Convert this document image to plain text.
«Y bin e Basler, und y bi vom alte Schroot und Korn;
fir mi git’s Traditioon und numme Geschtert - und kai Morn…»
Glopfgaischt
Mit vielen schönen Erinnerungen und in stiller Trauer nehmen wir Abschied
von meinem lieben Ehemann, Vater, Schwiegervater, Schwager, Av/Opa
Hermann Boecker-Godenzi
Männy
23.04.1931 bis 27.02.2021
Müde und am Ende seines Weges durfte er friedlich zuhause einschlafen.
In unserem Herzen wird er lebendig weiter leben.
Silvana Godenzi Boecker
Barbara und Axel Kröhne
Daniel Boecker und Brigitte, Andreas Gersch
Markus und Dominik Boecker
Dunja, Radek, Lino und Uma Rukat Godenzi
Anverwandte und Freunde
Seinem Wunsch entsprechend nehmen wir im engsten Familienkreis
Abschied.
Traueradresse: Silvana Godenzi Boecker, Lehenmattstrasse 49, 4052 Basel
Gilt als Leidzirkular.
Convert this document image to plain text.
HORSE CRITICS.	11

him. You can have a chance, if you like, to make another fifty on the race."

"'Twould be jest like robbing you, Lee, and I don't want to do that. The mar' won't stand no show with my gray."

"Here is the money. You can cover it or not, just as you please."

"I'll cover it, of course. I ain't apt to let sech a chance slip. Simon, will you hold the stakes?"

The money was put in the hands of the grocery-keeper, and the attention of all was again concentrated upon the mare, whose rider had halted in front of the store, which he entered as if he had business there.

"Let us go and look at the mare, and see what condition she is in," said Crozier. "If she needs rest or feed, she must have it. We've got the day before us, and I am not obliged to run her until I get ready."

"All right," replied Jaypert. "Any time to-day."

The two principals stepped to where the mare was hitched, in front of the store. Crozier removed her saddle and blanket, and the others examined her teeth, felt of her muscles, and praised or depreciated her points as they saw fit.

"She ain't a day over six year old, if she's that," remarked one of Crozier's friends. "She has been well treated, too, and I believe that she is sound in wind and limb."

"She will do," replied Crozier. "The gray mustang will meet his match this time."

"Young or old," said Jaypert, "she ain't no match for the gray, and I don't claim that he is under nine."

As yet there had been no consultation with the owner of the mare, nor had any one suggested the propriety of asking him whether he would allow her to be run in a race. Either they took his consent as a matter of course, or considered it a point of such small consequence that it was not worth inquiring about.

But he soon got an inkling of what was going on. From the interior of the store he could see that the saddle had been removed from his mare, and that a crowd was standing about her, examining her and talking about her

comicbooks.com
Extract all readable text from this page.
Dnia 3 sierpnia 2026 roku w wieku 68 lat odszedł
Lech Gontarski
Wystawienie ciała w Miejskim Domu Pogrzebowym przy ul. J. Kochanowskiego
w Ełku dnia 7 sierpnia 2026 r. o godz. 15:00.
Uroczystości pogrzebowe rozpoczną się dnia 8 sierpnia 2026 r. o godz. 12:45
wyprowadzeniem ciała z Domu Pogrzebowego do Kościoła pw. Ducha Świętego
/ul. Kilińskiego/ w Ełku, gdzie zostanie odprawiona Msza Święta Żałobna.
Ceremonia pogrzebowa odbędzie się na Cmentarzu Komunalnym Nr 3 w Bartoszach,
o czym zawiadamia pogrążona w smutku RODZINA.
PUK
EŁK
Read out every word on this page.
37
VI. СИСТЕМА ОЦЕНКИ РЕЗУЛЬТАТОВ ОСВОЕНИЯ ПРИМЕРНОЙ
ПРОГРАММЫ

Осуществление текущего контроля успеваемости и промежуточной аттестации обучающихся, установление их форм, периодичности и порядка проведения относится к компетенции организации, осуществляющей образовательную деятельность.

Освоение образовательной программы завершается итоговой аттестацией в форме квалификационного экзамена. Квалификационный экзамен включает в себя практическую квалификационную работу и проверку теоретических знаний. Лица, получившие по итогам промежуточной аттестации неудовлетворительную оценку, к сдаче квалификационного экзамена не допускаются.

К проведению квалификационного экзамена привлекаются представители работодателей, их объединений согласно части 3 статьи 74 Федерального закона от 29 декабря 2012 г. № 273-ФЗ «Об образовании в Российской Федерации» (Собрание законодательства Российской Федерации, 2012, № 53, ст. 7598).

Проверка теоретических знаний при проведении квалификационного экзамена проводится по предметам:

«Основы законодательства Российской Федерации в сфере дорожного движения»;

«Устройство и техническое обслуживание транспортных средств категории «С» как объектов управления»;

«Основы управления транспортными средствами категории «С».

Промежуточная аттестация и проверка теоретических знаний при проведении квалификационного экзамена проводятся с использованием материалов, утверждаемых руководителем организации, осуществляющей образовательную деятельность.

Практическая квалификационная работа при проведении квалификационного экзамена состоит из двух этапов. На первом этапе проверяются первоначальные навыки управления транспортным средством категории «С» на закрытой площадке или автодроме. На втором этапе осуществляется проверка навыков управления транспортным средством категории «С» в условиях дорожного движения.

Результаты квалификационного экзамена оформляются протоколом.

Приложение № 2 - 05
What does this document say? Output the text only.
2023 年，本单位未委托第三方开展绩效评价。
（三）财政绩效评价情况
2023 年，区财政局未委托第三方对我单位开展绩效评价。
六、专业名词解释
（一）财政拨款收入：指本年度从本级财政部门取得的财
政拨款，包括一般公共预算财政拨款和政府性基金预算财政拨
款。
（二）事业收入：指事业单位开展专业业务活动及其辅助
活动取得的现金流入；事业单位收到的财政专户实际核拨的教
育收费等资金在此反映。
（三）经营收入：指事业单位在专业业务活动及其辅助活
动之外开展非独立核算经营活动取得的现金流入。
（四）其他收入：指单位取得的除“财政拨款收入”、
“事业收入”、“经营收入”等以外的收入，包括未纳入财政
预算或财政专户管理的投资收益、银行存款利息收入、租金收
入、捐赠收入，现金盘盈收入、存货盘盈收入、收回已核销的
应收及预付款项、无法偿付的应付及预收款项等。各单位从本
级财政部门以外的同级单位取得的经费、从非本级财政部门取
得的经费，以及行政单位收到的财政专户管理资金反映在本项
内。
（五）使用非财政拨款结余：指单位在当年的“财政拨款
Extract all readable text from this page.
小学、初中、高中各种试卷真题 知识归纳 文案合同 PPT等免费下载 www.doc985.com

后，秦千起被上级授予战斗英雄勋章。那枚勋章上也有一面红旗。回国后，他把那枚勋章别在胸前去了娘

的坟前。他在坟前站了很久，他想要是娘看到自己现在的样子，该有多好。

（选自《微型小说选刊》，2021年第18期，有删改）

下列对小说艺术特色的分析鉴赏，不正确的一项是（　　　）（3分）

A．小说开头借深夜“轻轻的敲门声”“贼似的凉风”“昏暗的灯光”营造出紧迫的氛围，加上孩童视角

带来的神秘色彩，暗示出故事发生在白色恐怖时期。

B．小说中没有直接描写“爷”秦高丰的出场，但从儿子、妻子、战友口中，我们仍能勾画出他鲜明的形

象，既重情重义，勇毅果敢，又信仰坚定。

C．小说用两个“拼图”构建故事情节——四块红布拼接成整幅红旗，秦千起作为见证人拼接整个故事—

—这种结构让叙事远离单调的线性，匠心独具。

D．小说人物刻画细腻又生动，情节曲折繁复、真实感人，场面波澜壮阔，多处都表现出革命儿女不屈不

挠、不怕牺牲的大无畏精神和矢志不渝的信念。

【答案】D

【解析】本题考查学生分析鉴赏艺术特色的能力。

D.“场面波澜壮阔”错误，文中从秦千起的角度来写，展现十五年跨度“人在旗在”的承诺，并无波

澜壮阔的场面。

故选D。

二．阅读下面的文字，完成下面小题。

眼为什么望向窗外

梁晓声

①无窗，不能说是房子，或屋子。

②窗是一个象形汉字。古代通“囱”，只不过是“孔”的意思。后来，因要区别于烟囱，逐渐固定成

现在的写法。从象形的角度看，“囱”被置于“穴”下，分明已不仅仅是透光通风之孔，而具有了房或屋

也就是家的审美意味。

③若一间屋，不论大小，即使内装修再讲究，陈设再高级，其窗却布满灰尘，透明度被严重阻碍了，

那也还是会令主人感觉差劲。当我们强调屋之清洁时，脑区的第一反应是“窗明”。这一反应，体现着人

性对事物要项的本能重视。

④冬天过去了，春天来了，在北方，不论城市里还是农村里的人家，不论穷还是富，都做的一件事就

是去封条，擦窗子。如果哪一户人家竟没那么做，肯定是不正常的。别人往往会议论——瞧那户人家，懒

**EXERCISE INSTRUCTIONS:**
Working from the entries above, return all lines that contain "been".

**TASK OUTPUT:**
"She ain't a day over six year old, if she's that," remarked one of Crozier's friends. "She has been well treated, too, and I believe that she is sound in wind and limb."
As yet there had been no consultation with the owner of the mare, nor had any one suggested the propriety of asking him whether he would allow her to be run in a race. Either they took his consent as a matter of course, or considered it a point of such small consequence that it was not worth inquiring about.
But he soon got an inkling of what was going on. From the interior of the store he could see that the saddle had been removed from his mare, and that a crowd was standing about her, examining her and talking about her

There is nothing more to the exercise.